── INPUT MATERIAL ──

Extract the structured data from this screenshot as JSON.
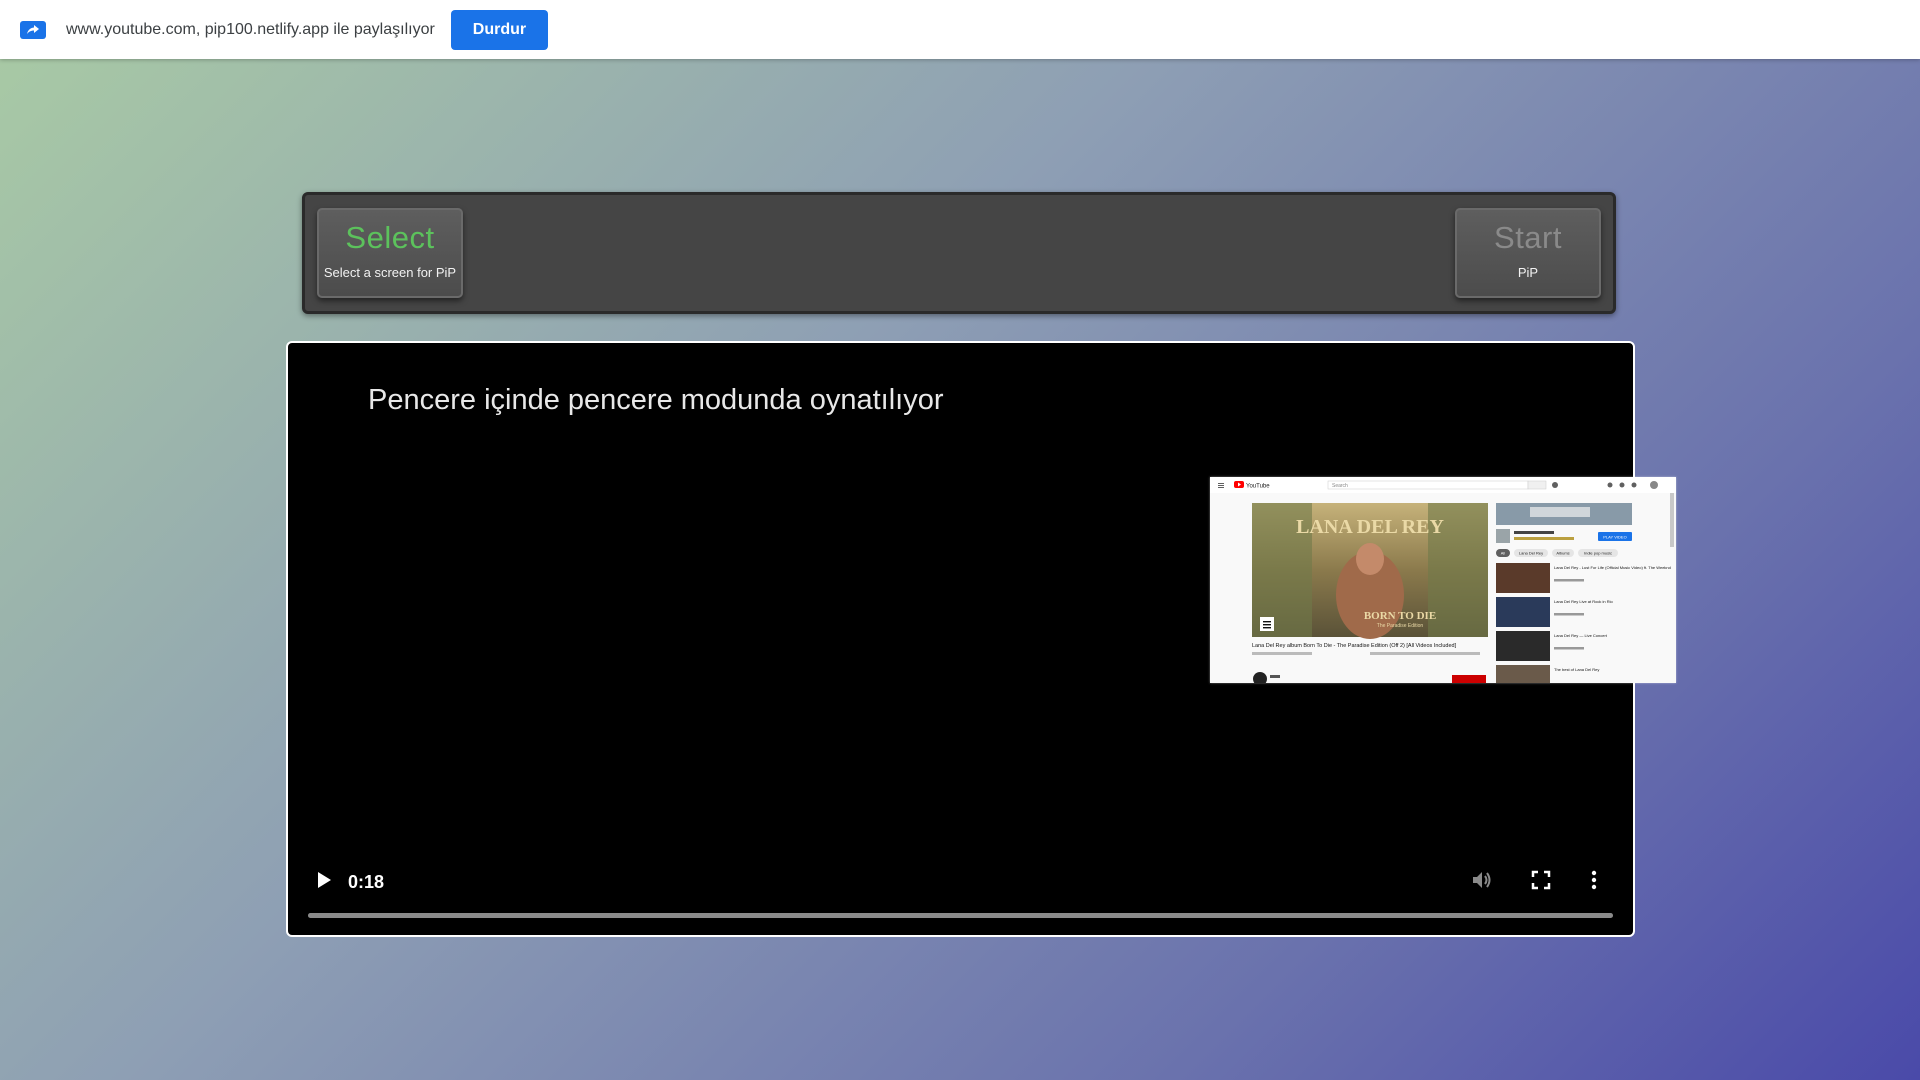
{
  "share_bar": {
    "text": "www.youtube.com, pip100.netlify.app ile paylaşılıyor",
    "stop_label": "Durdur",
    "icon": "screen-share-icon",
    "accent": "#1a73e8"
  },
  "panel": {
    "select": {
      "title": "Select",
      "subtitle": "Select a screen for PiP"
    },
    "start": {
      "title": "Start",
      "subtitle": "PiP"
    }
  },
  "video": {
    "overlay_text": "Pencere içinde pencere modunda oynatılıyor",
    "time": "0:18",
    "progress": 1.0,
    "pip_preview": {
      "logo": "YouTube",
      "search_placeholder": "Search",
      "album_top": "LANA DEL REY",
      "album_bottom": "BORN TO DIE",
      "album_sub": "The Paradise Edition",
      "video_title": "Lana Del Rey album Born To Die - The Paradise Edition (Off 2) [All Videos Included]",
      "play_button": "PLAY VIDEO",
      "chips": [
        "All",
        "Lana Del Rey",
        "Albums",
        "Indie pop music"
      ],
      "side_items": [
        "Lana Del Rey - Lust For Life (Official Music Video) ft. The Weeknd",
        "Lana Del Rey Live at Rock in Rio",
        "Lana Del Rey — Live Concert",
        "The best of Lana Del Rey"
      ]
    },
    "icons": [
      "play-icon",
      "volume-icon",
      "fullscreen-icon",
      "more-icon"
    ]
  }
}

───

## [SHORT PROBLEM]
Without the pictures, restate all of the entries above verbatim.

## [RESPONSE TO THIS EXERCISE]
Extract the structured data from this screenshot as JSON.
{
  "share_bar": {
    "text": "www.youtube.com, pip100.netlify.app ile paylaşılıyor",
    "stop_label": "Durdur",
    "icon": "screen-share-icon",
    "accent": "#1a73e8"
  },
  "panel": {
    "select": {
      "title": "Select",
      "subtitle": "Select a screen for PiP"
    },
    "start": {
      "title": "Start",
      "subtitle": "PiP"
    }
  },
  "video": {
    "overlay_text": "Pencere içinde pencere modunda oynatılıyor",
    "time": "0:18",
    "progress": 1.0,
    "pip_preview": {
      "logo": "YouTube",
      "search_placeholder": "Search",
      "album_top": "LANA DEL REY",
      "album_bottom": "BORN TO DIE",
      "album_sub": "The Paradise Edition",
      "video_title": "Lana Del Rey album Born To Die - The Paradise Edition (Off 2) [All Videos Included]",
      "play_button": "PLAY VIDEO",
      "chips": [
        "All",
        "Lana Del Rey",
        "Albums",
        "Indie pop music"
      ],
      "side_items": [
        "Lana Del Rey - Lust For Life (Official Music Video) ft. The Weeknd",
        "Lana Del Rey Live at Rock in Rio",
        "Lana Del Rey — Live Concert",
        "The best of Lana Del Rey"
      ]
    },
    "icons": [
      "play-icon",
      "volume-icon",
      "fullscreen-icon",
      "more-icon"
    ]
  }
}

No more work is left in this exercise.